### Source document
Proportion of trips by station for the 10 passenger groups

Table 3 Characteristics of passenger groups

3.3 Changes in Travel Behavior over Time

This section presents the results of our investigation of the year-to-year variation in passenger behavior, based cluster membership. Figure 12 shows the changes in cluster membership from 2014 to 2016; the proportion of users in each group (denoted by different colors) and the year (from left to right, 2014 to 2016) are shown. In addition to the 10 passenger groups described previously, there is a “nin” group of passengers with cards that have not yet been activated: if a card ID is not activated in the current year but is active in the following year, this card ID is identified as “nin”. There is also an “out” group, comprising passengers with cards that have not been used to make any payment (owned by individuals no longer traveling within the railway system).

### Given records
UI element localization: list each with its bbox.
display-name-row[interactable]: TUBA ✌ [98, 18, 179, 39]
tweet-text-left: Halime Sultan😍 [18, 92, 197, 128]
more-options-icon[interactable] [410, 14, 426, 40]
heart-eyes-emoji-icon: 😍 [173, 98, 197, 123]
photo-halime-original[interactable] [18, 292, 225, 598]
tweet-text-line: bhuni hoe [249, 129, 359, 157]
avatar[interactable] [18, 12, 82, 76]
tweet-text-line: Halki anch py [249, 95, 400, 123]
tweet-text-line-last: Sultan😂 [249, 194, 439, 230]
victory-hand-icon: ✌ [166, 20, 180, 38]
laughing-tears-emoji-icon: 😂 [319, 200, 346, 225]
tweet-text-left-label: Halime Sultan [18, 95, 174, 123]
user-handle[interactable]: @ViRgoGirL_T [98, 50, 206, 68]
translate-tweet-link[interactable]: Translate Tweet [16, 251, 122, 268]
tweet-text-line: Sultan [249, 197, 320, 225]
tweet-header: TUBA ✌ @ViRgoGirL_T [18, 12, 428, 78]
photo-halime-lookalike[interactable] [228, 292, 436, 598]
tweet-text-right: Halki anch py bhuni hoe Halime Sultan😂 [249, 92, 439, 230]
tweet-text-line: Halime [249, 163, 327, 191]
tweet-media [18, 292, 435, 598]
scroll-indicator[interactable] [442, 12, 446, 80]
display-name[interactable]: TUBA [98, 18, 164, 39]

### Exercise prompt
Please restate the passage on changes in travel behavior from "3.3 Changes in" to "the railway system).", switching "cluster membership" to "group membership".

### Result of the exercise
3.3 Changes in Travel Behavior over Time

This section presents the results of our investigation of the year-to-year variation in passenger behavior, based group membership. Figure 12 shows the changes in group membership from 2014 to 2016; the proportion of users in each group (denoted by different colors) and the year (from left to right, 2014 to 2016) are shown. In addition to the 10 passenger groups described previously, there is a “nin” group of passengers with cards that have not yet been activated: if a card ID is not activated in the current year but is active in the following year, this card ID is identified as “nin”. There is also an “out” group, comprising passengers with cards that have not been used to make any payment (owned by individuals no longer traveling within the railway system).